Records
╭──

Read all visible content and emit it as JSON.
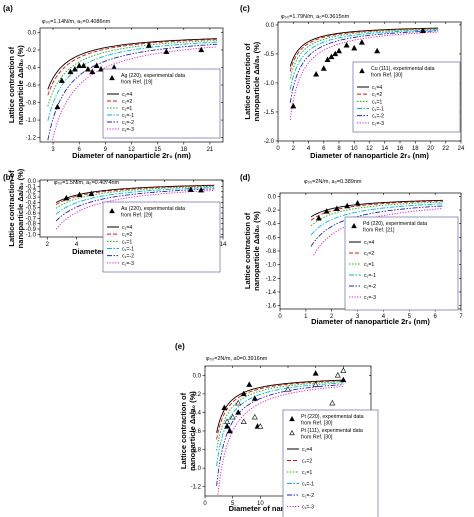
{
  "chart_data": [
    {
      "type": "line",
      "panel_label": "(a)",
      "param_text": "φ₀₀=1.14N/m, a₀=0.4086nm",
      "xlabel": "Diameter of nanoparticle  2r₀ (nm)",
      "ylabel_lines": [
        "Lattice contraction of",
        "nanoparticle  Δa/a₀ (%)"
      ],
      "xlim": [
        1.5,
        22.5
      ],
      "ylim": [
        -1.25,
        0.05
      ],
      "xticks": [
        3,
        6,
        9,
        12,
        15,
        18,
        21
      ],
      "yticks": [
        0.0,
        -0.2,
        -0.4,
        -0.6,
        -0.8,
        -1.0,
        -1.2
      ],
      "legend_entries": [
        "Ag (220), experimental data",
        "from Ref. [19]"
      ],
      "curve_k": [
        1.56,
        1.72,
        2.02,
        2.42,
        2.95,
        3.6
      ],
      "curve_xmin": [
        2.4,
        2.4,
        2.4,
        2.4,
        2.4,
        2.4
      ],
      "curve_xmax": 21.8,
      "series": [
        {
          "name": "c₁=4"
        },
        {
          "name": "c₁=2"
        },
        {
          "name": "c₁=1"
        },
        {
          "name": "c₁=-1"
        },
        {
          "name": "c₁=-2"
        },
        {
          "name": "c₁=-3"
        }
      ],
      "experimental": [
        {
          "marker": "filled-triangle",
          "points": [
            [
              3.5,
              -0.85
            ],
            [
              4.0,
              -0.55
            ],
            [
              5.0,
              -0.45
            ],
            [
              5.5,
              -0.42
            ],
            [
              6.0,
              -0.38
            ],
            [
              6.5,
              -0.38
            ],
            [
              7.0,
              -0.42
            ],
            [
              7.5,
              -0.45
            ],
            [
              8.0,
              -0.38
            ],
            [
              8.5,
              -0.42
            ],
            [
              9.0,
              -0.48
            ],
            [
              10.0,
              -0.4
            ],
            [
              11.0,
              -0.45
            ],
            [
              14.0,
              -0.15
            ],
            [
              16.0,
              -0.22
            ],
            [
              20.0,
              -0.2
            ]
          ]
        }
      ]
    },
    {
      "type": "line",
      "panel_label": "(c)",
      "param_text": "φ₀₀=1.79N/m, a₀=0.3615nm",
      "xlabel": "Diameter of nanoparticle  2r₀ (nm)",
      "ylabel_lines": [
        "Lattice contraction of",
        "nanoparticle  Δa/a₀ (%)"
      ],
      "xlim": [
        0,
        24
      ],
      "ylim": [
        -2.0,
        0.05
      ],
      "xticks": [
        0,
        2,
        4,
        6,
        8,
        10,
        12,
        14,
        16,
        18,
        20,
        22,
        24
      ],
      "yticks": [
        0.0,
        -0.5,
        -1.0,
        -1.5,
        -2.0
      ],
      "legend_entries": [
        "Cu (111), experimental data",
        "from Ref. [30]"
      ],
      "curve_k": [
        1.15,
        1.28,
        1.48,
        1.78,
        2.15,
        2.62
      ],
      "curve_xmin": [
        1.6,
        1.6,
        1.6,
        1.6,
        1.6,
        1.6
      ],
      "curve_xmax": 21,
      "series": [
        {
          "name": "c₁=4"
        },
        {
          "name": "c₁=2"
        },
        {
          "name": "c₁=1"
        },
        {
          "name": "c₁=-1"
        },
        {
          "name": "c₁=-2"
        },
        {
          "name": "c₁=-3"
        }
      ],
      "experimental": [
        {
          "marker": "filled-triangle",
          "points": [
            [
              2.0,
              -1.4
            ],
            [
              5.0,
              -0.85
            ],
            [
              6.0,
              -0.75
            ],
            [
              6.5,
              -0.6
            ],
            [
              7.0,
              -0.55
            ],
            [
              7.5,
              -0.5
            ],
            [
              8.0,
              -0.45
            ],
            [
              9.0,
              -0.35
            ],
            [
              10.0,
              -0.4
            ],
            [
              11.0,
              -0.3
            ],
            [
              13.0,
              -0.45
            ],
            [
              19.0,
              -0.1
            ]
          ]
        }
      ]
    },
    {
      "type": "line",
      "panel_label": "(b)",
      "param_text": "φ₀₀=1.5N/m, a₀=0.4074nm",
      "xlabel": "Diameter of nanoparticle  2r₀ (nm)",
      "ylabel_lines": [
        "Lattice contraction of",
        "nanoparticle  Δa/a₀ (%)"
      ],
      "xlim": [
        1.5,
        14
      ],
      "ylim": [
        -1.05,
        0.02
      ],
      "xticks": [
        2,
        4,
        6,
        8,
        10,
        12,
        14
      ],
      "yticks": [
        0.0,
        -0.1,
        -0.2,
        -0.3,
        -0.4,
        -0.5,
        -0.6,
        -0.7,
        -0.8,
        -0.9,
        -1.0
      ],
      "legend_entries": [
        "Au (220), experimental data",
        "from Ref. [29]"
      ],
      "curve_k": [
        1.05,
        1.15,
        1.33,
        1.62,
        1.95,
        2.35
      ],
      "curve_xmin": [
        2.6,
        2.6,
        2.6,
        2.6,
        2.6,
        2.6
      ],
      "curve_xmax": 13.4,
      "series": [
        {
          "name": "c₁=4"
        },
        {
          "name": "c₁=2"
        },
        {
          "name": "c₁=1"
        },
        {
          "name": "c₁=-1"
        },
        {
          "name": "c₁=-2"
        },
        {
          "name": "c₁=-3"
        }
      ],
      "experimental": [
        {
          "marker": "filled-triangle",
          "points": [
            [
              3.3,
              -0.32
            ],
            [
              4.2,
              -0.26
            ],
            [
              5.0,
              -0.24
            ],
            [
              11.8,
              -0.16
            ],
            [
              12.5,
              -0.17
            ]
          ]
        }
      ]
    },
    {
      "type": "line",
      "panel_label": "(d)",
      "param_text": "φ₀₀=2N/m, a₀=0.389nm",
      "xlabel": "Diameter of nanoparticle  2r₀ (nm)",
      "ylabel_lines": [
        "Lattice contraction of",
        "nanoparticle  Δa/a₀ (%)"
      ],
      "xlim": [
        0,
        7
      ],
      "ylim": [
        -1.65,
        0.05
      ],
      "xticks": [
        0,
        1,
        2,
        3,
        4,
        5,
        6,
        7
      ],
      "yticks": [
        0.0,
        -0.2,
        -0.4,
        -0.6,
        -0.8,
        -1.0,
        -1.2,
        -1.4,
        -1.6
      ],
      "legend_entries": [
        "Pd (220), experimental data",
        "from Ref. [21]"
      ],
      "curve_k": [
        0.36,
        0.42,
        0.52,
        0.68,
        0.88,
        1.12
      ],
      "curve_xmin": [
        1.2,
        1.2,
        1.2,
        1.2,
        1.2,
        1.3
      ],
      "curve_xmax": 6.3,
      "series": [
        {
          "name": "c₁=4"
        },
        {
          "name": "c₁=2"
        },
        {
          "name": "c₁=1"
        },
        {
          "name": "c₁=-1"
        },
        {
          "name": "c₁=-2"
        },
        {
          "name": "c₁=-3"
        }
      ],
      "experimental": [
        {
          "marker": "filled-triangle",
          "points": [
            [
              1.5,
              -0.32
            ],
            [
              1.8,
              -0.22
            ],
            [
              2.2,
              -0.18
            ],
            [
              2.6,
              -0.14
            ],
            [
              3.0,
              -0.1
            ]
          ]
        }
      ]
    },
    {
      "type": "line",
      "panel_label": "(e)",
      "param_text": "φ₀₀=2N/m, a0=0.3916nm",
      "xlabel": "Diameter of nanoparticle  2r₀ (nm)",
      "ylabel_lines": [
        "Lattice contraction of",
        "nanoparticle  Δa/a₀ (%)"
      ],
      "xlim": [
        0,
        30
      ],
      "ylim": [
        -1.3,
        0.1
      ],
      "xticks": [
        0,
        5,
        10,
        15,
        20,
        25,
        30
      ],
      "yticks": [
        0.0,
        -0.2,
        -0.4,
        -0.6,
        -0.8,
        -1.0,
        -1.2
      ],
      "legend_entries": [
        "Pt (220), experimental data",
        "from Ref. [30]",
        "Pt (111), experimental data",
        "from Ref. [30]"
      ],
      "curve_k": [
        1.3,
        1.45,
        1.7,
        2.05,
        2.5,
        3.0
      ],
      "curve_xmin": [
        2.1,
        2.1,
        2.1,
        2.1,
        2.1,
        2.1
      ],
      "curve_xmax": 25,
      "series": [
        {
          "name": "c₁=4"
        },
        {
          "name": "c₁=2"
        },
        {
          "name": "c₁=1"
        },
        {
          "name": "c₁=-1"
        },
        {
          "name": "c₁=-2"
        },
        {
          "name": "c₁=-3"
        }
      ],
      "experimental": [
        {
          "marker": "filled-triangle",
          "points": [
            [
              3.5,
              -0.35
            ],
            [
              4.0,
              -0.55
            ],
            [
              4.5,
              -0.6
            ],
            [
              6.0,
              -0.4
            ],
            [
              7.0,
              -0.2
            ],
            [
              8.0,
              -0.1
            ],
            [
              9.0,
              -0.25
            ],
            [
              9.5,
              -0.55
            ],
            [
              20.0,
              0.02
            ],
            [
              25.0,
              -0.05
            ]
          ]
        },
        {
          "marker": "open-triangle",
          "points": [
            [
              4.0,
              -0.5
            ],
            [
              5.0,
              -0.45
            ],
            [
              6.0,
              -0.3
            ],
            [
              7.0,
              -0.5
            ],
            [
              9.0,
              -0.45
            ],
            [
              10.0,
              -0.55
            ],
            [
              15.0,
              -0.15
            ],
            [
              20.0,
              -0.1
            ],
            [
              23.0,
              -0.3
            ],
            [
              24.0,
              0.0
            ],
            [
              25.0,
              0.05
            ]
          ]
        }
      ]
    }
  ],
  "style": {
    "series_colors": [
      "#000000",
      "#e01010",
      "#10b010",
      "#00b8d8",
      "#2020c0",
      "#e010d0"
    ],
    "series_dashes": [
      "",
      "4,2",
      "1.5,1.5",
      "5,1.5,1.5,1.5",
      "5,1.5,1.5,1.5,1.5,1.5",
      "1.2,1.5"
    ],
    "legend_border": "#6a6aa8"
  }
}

╰──
╭──

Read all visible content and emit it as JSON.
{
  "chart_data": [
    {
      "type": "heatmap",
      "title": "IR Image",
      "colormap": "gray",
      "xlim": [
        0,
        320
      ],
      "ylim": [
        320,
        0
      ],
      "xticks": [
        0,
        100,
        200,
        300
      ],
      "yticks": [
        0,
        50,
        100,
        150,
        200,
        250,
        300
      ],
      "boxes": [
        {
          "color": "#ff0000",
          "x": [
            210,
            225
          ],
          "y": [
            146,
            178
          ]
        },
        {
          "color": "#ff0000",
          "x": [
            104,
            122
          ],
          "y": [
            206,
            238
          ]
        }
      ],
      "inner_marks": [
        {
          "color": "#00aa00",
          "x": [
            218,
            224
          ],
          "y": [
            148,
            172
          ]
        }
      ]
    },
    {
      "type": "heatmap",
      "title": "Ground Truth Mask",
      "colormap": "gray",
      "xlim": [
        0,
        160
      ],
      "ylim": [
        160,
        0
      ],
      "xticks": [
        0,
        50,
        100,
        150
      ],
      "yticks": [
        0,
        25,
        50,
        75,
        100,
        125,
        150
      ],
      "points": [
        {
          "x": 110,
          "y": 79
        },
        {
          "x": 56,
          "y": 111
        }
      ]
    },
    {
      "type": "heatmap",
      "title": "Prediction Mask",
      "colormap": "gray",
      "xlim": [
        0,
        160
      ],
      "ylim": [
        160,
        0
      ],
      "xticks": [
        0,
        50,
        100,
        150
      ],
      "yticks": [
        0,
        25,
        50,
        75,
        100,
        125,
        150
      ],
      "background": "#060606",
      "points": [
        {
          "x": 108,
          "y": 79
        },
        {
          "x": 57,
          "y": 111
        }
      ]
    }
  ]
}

╰──

• [Problem] Extract each line from the listing that holds the word "title".

• [Response to the task]
      "title": "IR Image",
      "title": "Ground Truth Mask",
      "title": "Prediction Mask",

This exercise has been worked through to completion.